Task prompt ▸ Below are records to be output exactly, every one of them.

Extracted entries ▸
-- -- --
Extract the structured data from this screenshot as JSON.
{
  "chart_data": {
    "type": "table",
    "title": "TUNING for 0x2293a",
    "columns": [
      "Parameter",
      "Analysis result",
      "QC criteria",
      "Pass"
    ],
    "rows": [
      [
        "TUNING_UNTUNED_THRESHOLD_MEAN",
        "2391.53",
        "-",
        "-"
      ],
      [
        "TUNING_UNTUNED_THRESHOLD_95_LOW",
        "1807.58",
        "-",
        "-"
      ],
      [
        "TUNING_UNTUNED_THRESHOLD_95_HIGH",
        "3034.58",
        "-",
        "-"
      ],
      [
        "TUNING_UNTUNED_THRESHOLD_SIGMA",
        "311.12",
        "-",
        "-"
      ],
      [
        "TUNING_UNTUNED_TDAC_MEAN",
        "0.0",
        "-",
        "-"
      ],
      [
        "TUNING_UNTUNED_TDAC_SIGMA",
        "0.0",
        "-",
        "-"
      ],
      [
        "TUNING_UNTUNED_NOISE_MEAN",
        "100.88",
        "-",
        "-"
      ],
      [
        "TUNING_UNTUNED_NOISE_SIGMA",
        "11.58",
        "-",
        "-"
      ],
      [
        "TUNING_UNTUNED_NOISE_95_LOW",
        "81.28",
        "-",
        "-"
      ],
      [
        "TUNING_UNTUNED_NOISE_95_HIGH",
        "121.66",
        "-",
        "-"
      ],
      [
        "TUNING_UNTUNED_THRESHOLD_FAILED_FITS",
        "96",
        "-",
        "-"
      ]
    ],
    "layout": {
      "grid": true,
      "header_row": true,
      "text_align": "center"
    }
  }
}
-- -- --
Expected answer ▸
Extract the structured data from this screenshot as JSON.
{
  "chart_data": {
    "type": "table",
    "title": "TUNING for 0x2293a",
    "columns": [
      "Parameter",
      "Analysis result",
      "QC criteria",
      "Pass"
    ],
    "rows": [
      [
        "TUNING_UNTUNED_THRESHOLD_MEAN",
        "2391.53",
        "-",
        "-"
      ],
      [
        "TUNING_UNTUNED_THRESHOLD_95_LOW",
        "1807.58",
        "-",
        "-"
      ],
      [
        "TUNING_UNTUNED_THRESHOLD_95_HIGH",
        "3034.58",
        "-",
        "-"
      ],
      [
        "TUNING_UNTUNED_THRESHOLD_SIGMA",
        "311.12",
        "-",
        "-"
      ],
      [
        "TUNING_UNTUNED_TDAC_MEAN",
        "0.0",
        "-",
        "-"
      ],
      [
        "TUNING_UNTUNED_TDAC_SIGMA",
        "0.0",
        "-",
        "-"
      ],
      [
        "TUNING_UNTUNED_NOISE_MEAN",
        "100.88",
        "-",
        "-"
      ],
      [
        "TUNING_UNTUNED_NOISE_SIGMA",
        "11.58",
        "-",
        "-"
      ],
      [
        "TUNING_UNTUNED_NOISE_95_LOW",
        "81.28",
        "-",
        "-"
      ],
      [
        "TUNING_UNTUNED_NOISE_95_HIGH",
        "121.66",
        "-",
        "-"
      ],
      [
        "TUNING_UNTUNED_THRESHOLD_FAILED_FITS",
        "96",
        "-",
        "-"
      ]
    ],
    "layout": {
      "grid": true,
      "header_row": true,
      "text_align": "center"
    }
  }
}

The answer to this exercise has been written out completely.